- [TO BE DONE]:
Go through the records and copy each line where the word "стандартов" occurs.

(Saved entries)
--------------------

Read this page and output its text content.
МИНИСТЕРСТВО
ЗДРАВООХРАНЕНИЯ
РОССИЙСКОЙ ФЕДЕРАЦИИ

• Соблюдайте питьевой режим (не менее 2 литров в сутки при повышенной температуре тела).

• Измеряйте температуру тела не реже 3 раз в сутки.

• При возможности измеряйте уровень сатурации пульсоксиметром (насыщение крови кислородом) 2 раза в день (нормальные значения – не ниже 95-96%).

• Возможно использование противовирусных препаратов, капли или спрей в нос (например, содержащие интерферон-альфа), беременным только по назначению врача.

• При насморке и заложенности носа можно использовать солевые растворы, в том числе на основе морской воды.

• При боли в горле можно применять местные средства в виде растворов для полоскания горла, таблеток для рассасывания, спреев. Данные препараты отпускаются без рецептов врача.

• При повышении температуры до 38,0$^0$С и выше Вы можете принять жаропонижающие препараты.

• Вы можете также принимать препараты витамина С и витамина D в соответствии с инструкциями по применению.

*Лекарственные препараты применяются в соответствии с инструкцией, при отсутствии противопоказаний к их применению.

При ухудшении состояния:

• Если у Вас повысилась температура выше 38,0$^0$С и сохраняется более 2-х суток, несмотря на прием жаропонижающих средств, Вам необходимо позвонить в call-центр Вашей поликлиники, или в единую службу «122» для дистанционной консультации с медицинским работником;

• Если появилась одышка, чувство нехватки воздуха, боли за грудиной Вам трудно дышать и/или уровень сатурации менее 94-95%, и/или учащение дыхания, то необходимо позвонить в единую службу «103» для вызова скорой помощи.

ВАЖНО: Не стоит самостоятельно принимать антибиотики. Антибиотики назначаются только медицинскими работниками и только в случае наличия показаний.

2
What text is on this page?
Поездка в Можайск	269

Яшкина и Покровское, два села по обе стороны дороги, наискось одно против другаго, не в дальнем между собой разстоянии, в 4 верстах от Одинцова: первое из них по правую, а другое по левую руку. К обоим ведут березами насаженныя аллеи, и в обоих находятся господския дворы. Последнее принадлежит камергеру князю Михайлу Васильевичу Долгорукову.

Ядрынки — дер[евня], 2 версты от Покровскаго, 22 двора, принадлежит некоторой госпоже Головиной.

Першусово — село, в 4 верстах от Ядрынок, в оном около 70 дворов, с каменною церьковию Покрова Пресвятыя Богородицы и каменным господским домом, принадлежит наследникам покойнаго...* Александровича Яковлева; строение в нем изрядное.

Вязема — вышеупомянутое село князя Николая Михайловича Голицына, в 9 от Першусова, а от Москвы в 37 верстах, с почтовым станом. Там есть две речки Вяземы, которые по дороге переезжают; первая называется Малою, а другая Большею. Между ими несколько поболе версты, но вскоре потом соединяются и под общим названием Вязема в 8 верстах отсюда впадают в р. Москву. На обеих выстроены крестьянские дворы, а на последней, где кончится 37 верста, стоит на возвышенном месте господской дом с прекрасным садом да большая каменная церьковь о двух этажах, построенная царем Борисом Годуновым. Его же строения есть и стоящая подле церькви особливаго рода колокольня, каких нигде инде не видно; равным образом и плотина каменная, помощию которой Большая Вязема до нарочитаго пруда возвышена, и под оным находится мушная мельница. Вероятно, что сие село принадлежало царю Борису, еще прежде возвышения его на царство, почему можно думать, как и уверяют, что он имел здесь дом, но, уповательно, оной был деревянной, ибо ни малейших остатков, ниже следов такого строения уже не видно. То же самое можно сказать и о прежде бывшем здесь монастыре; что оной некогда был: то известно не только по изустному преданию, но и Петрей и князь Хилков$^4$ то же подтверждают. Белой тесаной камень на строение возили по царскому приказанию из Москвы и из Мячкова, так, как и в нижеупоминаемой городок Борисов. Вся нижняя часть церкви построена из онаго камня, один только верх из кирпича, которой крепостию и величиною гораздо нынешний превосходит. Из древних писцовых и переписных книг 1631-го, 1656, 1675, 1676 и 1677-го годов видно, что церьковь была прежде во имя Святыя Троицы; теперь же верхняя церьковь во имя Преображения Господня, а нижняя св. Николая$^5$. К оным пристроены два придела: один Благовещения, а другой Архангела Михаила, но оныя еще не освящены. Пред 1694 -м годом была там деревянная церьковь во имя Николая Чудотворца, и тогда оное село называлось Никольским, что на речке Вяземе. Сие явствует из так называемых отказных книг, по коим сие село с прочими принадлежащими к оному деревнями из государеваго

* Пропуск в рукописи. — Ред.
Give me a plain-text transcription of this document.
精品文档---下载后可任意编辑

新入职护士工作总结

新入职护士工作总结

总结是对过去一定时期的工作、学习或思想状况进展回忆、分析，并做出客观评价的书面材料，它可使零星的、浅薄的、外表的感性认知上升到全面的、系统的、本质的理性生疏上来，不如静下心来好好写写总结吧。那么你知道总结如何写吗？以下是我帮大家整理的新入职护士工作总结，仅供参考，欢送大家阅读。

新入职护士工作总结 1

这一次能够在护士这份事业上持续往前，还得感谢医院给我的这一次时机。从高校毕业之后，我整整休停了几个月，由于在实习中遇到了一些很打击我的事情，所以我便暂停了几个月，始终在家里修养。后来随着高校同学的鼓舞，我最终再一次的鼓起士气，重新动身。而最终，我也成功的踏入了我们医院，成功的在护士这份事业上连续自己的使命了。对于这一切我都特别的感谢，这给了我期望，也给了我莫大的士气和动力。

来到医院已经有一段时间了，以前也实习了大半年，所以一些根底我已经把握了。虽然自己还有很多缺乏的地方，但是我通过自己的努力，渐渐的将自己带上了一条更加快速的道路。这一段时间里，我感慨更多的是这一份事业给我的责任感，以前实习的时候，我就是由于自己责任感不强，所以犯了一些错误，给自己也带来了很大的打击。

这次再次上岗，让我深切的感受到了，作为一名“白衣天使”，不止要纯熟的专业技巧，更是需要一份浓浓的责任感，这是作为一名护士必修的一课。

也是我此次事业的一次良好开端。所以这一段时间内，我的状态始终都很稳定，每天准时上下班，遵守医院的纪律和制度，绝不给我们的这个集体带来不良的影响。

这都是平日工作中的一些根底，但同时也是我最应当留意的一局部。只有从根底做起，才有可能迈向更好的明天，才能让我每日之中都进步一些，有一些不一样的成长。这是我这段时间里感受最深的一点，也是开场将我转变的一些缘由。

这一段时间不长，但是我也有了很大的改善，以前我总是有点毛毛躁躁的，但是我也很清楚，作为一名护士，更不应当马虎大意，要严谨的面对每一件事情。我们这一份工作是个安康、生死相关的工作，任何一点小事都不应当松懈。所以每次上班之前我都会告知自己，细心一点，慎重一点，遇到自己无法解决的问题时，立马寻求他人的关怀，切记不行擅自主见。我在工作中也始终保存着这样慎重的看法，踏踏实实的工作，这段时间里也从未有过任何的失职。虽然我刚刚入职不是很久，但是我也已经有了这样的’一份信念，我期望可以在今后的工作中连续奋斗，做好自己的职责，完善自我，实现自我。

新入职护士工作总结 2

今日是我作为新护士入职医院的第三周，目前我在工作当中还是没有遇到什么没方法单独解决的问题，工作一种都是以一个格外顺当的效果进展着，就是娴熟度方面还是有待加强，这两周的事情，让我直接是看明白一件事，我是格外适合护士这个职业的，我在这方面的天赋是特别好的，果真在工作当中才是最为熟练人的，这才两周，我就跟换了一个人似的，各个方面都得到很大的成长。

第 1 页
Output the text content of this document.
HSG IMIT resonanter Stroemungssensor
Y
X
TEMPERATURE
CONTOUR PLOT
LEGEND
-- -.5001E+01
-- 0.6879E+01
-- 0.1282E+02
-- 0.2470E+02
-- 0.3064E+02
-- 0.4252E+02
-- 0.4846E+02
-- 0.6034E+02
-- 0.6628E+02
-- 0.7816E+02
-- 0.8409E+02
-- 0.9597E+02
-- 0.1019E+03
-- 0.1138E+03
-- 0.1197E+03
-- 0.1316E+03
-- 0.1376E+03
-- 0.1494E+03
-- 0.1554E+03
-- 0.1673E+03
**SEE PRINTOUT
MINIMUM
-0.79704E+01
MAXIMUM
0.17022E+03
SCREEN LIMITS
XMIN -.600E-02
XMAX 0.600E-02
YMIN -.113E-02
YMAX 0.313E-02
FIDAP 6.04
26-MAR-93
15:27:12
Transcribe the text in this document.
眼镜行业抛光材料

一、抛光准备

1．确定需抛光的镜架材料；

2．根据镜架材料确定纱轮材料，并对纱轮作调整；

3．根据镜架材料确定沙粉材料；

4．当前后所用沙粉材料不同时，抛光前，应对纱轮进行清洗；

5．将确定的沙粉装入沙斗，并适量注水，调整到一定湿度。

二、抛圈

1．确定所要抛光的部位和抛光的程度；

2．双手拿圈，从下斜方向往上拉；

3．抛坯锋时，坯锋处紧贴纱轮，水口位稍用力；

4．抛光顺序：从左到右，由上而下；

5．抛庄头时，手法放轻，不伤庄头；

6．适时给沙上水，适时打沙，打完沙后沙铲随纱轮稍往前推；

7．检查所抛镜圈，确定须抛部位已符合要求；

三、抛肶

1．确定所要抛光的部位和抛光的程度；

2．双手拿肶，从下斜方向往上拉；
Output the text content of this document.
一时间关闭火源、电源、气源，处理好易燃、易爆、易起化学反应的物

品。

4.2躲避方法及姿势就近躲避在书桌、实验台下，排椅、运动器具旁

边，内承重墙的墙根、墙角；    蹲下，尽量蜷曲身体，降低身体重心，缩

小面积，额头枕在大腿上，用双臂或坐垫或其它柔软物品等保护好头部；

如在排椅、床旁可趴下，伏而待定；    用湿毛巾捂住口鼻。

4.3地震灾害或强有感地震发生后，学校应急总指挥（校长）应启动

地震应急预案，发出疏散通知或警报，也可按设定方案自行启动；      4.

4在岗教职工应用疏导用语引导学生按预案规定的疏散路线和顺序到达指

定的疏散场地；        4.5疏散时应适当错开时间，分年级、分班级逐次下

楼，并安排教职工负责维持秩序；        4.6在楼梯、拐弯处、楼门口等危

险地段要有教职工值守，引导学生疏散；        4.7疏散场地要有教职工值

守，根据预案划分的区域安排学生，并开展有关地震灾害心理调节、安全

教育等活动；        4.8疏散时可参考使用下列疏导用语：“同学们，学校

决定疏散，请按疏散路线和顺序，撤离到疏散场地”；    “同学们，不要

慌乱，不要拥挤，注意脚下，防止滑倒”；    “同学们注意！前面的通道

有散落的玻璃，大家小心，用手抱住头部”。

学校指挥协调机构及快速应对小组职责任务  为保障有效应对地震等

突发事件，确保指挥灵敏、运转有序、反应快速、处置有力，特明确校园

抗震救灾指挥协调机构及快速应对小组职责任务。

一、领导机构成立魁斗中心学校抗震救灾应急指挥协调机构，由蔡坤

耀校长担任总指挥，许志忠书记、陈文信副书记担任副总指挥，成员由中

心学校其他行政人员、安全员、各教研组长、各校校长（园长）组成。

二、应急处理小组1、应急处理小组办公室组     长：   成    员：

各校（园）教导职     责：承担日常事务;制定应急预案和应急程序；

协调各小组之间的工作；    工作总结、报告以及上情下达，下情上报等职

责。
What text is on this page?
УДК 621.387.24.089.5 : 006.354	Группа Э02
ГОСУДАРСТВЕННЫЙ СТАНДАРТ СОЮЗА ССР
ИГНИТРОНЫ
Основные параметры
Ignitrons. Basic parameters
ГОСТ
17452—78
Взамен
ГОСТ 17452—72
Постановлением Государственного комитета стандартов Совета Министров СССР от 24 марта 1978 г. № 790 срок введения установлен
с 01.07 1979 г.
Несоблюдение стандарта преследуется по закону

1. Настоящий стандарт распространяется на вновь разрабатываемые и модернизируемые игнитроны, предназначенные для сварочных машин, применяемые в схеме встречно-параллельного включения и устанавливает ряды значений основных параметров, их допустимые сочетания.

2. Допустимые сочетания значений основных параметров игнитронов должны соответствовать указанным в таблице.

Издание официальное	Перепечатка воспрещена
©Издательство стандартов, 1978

--------------------

- [SOLUTION TO THE EXERCISE]:
Постановлением Государственного комитета стандартов Совета Министров СССР от 24 марта 1978 г. № 790 срок введения установлен
©Издательство стандартов, 1978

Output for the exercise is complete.